■ **WORK TO DO**
For the data below, work out how many lines include the string "回复时间" and report only the number.

* START TASK MATERIAL *

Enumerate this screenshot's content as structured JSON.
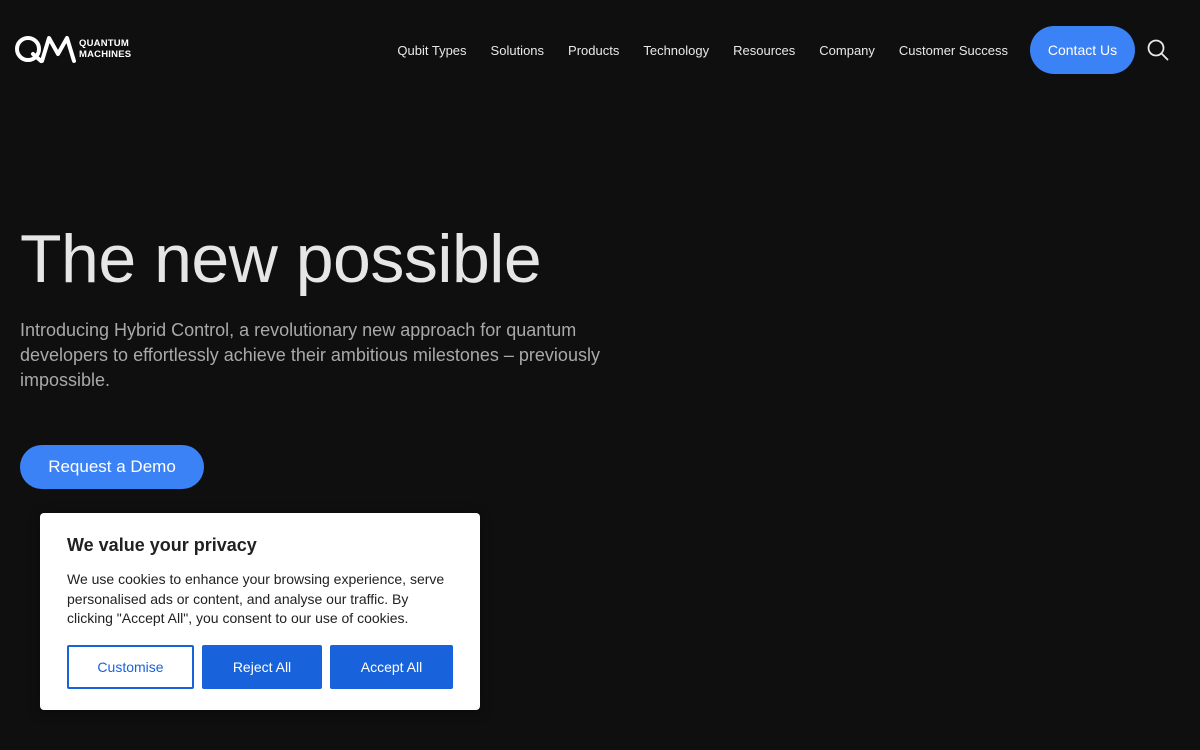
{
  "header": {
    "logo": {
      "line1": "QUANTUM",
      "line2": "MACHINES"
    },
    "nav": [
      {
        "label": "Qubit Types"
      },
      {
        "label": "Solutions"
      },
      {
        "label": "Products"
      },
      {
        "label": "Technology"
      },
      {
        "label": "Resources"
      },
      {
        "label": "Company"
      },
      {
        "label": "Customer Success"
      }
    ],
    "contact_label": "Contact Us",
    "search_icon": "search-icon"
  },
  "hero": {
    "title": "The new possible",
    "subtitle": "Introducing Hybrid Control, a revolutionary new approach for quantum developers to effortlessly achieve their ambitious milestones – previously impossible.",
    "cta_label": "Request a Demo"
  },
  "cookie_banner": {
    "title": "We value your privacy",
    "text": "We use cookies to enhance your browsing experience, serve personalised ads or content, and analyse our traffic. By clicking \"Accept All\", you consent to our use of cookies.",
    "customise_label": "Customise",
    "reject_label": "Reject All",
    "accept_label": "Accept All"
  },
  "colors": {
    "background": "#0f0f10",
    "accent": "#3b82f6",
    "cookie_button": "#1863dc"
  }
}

* END TASK MATERIAL *
* START TASK MATERIAL *

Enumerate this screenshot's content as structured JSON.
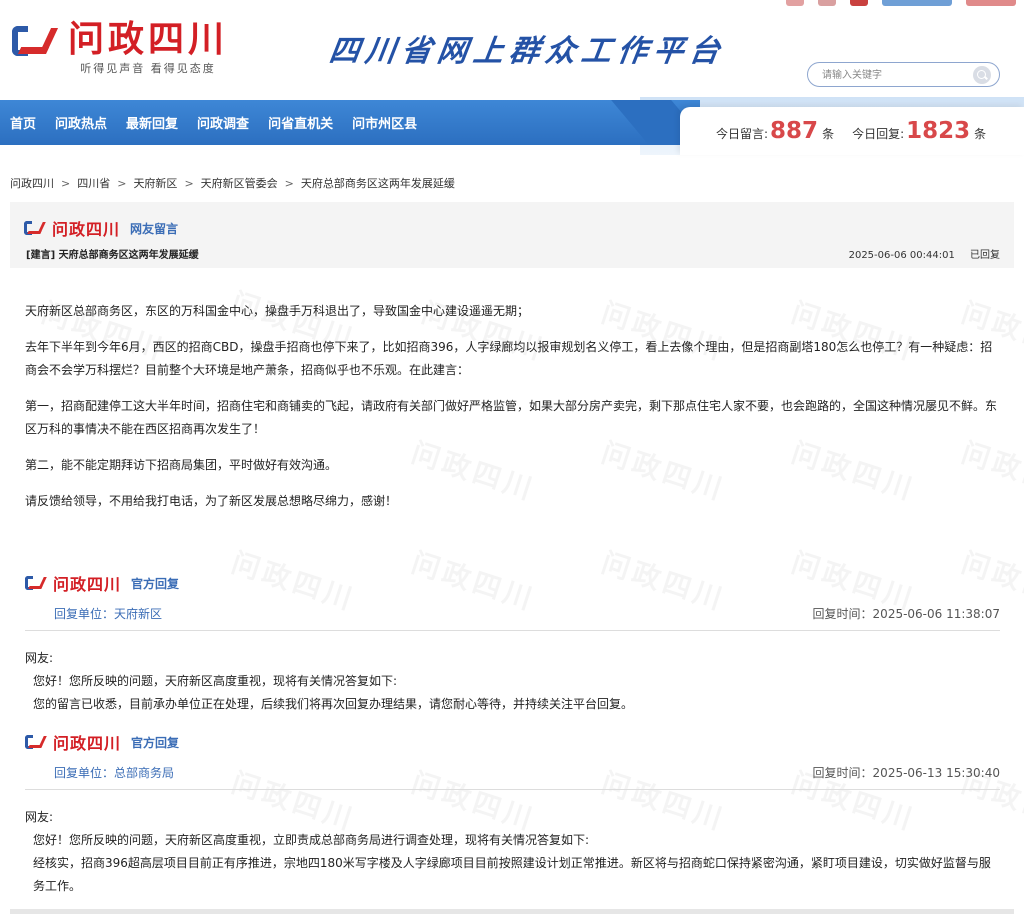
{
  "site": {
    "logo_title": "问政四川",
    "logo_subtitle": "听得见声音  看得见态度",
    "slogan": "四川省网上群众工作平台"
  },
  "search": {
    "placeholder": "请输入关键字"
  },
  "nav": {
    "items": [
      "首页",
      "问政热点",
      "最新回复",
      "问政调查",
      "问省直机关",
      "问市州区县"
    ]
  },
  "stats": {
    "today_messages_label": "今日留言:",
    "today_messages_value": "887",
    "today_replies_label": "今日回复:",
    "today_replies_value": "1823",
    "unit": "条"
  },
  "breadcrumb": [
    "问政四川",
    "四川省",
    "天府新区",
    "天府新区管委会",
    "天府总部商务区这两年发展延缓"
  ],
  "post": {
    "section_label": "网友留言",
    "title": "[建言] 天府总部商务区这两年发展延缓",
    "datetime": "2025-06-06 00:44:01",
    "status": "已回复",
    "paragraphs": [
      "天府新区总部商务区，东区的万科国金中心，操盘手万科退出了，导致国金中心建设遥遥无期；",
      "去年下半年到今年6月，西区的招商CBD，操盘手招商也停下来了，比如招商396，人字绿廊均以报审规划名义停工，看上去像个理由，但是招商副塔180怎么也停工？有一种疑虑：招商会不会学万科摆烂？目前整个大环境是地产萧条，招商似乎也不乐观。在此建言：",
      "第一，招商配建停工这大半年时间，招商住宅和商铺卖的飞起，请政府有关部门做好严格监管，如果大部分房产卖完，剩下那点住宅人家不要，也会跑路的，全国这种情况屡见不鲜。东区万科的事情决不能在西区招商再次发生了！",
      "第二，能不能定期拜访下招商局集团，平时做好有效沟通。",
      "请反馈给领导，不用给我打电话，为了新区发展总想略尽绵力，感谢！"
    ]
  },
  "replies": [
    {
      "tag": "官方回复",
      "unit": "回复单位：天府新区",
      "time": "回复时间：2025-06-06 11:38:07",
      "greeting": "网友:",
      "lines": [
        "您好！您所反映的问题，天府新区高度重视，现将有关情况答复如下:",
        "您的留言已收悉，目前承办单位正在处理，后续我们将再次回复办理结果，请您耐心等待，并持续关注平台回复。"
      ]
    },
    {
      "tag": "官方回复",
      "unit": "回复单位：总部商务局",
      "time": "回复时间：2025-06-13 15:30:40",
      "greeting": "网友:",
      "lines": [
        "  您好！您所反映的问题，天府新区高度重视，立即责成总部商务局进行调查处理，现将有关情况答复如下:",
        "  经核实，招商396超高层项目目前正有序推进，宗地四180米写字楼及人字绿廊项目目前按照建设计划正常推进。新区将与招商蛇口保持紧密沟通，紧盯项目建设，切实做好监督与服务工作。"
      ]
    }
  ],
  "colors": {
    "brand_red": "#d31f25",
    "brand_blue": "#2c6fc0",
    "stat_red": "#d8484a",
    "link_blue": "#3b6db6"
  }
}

* END TASK MATERIAL *

■ **TASK SOLUTION**
2